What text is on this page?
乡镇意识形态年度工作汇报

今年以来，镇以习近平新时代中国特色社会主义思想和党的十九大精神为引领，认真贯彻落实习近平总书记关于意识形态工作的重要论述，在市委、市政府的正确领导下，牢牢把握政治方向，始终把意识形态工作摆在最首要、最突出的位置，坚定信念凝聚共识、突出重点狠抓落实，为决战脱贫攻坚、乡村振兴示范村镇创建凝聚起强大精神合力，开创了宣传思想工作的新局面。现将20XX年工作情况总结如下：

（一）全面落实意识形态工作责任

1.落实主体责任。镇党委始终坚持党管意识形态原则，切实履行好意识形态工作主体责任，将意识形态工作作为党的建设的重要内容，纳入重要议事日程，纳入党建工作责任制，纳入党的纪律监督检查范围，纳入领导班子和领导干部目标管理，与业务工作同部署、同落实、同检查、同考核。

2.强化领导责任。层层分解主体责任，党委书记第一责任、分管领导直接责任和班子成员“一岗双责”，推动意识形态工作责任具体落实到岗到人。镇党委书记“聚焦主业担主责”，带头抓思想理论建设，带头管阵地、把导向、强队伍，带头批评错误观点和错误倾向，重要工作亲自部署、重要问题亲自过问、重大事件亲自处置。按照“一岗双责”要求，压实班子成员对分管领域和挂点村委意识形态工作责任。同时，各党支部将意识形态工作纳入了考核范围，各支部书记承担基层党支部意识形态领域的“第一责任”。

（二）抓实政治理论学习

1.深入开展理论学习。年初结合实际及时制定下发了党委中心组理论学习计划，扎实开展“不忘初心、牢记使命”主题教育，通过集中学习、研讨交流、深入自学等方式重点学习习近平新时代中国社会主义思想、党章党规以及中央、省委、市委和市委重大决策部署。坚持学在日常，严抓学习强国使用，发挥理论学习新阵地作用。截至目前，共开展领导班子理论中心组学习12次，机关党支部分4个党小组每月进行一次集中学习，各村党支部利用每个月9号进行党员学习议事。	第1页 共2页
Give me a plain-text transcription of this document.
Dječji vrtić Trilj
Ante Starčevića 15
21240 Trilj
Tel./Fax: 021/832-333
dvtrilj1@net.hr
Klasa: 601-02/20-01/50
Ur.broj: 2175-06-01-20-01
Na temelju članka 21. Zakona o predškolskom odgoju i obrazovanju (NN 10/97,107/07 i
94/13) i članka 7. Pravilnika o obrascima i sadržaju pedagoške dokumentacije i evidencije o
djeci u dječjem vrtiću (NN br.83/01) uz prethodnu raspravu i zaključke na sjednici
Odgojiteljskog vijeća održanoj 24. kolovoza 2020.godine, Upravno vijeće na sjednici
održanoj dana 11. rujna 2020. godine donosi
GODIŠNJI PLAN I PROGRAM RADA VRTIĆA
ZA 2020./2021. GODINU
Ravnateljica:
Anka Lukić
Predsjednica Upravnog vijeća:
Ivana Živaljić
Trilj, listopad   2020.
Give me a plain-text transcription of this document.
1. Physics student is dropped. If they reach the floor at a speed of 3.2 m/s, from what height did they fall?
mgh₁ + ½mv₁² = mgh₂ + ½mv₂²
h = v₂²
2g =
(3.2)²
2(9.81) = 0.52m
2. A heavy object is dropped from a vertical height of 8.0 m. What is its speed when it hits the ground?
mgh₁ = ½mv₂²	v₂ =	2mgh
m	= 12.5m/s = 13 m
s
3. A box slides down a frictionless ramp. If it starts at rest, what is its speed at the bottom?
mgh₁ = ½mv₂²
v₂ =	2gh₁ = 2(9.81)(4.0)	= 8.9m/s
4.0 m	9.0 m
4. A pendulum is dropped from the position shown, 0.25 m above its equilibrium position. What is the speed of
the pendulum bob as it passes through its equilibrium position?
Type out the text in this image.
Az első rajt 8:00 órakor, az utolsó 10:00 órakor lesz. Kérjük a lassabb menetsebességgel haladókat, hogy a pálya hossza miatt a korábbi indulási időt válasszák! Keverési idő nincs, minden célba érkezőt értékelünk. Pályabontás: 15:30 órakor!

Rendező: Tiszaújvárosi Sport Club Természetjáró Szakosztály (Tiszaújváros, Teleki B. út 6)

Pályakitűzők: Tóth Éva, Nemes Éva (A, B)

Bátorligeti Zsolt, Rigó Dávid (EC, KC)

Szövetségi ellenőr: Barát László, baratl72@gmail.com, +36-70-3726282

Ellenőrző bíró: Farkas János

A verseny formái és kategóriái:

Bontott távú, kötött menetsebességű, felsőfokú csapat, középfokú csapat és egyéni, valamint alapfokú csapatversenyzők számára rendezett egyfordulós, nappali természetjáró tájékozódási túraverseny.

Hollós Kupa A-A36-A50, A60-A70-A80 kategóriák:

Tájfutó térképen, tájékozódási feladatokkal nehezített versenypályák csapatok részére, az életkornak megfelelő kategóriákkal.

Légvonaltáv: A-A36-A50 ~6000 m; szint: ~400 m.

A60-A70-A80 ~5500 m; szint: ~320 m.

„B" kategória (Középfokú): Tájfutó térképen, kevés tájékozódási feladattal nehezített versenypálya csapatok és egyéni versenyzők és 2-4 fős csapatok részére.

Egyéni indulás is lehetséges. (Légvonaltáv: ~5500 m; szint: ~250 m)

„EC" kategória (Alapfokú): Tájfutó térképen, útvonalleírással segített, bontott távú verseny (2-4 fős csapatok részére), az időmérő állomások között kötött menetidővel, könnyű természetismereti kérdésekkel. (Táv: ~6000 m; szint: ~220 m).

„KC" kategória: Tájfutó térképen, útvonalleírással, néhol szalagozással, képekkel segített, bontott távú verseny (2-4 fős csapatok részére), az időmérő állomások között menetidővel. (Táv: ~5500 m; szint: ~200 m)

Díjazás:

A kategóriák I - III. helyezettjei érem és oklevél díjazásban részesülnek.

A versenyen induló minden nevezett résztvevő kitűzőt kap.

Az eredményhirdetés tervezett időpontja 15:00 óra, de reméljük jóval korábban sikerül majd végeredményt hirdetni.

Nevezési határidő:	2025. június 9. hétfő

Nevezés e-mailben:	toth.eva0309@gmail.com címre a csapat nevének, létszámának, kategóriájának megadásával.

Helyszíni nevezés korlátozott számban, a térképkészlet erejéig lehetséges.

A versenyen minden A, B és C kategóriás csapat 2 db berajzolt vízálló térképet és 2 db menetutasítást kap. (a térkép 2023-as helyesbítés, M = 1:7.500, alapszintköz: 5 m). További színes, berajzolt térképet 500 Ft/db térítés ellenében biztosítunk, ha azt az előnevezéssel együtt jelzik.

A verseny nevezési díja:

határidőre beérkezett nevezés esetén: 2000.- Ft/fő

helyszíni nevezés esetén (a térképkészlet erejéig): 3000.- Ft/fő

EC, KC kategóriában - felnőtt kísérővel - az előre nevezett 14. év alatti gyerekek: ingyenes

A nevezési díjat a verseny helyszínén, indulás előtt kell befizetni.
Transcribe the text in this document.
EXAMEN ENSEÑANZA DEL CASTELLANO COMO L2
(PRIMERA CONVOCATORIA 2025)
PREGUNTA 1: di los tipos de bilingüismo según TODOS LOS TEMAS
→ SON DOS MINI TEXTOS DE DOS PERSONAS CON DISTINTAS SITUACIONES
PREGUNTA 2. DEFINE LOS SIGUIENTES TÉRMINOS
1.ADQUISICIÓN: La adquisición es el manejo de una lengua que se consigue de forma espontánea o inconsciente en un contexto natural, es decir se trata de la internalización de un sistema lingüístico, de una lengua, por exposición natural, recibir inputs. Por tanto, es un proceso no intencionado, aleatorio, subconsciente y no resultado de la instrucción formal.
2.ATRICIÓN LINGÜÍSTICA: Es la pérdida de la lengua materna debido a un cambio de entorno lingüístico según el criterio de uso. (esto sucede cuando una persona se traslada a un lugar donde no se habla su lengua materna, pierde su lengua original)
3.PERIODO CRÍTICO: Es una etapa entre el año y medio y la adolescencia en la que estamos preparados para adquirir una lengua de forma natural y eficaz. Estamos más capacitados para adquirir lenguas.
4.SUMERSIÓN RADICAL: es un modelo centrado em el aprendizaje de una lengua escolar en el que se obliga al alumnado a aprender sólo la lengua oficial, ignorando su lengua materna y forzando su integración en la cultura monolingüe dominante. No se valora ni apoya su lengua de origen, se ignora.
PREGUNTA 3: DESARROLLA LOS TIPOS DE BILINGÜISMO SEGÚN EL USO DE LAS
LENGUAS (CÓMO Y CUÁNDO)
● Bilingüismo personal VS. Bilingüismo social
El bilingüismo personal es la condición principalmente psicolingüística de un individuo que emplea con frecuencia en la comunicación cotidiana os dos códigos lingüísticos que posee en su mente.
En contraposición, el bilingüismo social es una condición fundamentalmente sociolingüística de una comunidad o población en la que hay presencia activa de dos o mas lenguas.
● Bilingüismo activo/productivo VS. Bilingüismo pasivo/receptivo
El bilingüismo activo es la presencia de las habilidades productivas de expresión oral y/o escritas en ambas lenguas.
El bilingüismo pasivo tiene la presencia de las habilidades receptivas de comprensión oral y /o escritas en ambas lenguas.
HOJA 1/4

+--

● **Set exercise**:
List every line above that holds the word "Légvonaltáv".

● **Task answer**:
Légvonaltáv: A-A36-A50 ~6000 m; szint: ~400 m.
Egyéni indulás is lehetséges. (Légvonaltáv: ~5500 m; szint: ~250 m)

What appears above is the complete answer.